**Directions for this task:** Count how many lines in this material contain "zewnętrznego". The answer is that number alone.

#### Records to process ####

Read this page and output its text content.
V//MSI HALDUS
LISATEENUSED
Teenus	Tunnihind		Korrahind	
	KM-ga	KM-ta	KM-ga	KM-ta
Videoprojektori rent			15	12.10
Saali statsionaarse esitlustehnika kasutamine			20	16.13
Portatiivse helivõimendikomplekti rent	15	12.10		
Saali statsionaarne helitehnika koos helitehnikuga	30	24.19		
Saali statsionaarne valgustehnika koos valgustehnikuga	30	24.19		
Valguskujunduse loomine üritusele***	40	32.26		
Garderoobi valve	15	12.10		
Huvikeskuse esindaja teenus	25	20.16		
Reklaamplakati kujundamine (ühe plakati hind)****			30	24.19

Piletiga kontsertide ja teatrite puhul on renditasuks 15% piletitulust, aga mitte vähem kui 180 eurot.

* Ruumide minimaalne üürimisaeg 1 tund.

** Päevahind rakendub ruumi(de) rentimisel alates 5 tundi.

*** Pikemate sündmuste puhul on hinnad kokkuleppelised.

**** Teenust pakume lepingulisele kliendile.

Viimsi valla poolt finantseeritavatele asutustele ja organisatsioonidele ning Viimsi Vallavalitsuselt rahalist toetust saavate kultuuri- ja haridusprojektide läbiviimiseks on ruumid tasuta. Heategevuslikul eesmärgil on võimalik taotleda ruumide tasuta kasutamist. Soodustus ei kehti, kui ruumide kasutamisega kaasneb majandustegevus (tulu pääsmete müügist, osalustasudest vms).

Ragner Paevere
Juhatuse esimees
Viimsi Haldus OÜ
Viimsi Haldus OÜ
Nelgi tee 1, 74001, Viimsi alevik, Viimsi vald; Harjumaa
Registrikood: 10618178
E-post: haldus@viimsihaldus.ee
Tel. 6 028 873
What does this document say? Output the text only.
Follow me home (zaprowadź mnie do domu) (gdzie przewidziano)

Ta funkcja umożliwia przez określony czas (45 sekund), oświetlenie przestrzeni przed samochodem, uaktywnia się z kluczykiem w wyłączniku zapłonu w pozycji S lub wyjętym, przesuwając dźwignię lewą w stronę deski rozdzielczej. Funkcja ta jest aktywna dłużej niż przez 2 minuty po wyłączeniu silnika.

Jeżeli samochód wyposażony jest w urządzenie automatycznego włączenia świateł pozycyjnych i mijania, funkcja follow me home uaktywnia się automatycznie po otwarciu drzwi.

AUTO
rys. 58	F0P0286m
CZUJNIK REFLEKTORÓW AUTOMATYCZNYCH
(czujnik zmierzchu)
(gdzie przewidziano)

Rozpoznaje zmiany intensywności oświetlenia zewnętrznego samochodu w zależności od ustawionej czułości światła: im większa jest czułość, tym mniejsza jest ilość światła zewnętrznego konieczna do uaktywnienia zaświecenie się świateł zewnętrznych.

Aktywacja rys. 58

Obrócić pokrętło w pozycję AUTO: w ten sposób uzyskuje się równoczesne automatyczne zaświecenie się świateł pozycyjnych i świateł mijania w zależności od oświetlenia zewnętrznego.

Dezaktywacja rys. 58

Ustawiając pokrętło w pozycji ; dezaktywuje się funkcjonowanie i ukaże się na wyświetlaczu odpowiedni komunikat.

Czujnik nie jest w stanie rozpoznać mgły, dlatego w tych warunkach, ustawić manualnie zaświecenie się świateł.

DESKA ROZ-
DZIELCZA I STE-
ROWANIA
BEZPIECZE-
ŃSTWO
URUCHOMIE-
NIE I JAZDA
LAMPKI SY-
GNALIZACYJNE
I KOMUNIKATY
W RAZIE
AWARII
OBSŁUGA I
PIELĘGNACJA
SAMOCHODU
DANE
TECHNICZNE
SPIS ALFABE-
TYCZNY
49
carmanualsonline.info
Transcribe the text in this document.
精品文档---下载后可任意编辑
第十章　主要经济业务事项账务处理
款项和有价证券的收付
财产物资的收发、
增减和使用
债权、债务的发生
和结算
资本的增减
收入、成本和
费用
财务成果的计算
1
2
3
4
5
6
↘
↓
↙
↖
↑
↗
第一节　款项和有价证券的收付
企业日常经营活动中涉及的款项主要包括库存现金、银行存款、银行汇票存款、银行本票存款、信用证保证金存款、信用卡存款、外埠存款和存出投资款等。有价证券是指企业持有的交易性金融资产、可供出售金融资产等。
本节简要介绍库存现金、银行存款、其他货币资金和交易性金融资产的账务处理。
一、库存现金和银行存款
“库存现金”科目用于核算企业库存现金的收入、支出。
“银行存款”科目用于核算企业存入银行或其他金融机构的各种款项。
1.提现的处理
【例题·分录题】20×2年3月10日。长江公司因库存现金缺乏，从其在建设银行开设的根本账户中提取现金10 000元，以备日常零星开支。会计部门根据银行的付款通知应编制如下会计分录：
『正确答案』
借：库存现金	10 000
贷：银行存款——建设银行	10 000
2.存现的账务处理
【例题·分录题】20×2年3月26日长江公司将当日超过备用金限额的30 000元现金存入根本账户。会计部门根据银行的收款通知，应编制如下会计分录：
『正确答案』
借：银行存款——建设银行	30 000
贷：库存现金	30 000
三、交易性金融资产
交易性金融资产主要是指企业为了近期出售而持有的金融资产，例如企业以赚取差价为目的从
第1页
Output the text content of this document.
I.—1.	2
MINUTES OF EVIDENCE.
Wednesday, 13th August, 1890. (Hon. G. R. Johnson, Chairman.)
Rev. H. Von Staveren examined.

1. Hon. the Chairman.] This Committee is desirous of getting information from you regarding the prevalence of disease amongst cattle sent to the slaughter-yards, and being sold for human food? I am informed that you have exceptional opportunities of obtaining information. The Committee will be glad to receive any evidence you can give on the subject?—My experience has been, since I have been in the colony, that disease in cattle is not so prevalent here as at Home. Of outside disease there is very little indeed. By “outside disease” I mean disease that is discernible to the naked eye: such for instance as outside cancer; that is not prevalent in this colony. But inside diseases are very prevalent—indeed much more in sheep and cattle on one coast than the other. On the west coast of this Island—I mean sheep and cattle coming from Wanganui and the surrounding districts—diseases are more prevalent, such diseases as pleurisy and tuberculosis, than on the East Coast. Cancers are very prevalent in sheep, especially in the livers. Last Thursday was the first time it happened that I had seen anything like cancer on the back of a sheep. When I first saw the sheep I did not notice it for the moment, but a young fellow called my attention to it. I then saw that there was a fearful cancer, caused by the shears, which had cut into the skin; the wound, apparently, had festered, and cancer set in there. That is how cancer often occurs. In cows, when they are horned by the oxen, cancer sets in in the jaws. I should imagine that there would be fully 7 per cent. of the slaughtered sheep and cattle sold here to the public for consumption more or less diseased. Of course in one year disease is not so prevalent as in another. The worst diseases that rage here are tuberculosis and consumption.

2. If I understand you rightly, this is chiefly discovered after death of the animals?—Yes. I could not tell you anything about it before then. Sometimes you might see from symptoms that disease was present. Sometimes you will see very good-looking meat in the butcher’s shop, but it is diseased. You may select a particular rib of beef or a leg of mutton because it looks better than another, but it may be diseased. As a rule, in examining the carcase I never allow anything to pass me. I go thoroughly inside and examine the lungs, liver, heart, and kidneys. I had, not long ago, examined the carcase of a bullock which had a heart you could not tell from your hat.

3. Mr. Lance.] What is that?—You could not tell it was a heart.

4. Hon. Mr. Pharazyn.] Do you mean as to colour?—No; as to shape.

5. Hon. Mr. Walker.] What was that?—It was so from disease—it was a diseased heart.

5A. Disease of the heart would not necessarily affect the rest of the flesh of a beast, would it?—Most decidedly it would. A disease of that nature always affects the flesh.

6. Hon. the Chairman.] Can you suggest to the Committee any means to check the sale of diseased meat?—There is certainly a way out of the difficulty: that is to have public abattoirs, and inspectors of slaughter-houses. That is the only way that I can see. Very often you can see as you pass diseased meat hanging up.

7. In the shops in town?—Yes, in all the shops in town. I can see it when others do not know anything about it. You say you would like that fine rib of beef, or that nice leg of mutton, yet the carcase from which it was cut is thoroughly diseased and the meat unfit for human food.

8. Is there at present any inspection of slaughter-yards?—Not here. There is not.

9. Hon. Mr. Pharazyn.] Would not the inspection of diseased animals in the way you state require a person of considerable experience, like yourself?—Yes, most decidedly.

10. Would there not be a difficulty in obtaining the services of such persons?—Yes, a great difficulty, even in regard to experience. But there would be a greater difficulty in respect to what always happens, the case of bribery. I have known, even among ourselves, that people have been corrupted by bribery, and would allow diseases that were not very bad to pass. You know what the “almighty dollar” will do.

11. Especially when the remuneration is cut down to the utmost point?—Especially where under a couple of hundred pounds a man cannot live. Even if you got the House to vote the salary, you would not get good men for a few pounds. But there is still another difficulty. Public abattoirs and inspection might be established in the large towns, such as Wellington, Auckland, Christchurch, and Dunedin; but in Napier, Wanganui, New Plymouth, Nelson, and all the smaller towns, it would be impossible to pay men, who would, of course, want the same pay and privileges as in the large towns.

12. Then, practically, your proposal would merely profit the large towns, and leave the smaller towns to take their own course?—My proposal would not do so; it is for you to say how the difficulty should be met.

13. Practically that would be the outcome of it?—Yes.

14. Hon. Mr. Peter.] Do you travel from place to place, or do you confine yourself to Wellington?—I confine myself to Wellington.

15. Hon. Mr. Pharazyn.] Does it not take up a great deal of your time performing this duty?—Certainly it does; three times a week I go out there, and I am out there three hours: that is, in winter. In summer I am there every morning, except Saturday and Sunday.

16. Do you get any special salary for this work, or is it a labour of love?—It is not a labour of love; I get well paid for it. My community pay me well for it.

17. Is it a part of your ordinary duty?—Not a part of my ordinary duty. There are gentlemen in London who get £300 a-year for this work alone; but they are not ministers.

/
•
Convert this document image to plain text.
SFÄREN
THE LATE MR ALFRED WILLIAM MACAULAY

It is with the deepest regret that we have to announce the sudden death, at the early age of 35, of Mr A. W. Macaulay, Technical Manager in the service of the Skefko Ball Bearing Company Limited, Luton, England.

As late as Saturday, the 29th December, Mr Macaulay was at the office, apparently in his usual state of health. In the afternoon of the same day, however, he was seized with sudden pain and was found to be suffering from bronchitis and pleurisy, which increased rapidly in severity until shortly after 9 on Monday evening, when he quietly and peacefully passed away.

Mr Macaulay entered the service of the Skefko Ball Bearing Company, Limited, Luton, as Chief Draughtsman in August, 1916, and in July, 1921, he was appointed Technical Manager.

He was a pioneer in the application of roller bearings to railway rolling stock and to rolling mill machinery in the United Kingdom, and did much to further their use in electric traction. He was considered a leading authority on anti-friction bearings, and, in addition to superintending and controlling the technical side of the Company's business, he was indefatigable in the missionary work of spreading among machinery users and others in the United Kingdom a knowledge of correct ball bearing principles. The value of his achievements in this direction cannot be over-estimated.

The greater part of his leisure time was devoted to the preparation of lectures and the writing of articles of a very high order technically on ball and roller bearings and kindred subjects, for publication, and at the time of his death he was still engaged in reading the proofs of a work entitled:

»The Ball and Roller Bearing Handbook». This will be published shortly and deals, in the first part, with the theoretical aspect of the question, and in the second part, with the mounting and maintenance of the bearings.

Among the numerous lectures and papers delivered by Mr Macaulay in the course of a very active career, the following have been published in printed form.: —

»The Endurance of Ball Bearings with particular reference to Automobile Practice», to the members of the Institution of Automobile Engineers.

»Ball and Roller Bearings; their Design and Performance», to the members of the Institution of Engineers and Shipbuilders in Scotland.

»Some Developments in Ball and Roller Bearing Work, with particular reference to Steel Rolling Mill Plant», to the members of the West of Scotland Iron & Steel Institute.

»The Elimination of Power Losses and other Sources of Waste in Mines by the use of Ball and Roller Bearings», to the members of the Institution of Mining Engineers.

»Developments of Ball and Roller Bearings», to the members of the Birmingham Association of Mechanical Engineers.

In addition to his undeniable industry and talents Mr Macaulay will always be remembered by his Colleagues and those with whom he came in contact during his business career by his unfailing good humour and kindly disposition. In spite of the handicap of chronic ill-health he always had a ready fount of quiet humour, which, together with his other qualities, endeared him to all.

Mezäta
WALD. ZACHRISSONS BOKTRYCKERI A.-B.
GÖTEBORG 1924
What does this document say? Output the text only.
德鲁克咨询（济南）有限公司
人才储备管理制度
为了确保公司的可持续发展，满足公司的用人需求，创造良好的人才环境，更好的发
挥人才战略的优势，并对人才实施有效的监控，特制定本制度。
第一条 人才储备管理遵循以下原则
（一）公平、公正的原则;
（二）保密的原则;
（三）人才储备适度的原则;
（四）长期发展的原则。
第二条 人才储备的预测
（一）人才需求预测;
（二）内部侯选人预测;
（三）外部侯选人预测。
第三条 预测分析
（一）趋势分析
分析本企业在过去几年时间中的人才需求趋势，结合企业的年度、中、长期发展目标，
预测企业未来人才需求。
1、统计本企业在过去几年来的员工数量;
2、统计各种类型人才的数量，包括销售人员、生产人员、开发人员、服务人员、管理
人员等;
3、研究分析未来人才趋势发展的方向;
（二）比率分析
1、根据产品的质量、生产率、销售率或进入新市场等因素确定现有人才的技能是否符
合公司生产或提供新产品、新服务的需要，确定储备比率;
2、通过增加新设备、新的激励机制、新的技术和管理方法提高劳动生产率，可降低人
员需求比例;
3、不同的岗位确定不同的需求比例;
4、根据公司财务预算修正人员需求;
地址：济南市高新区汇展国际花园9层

####

**Solution:** 2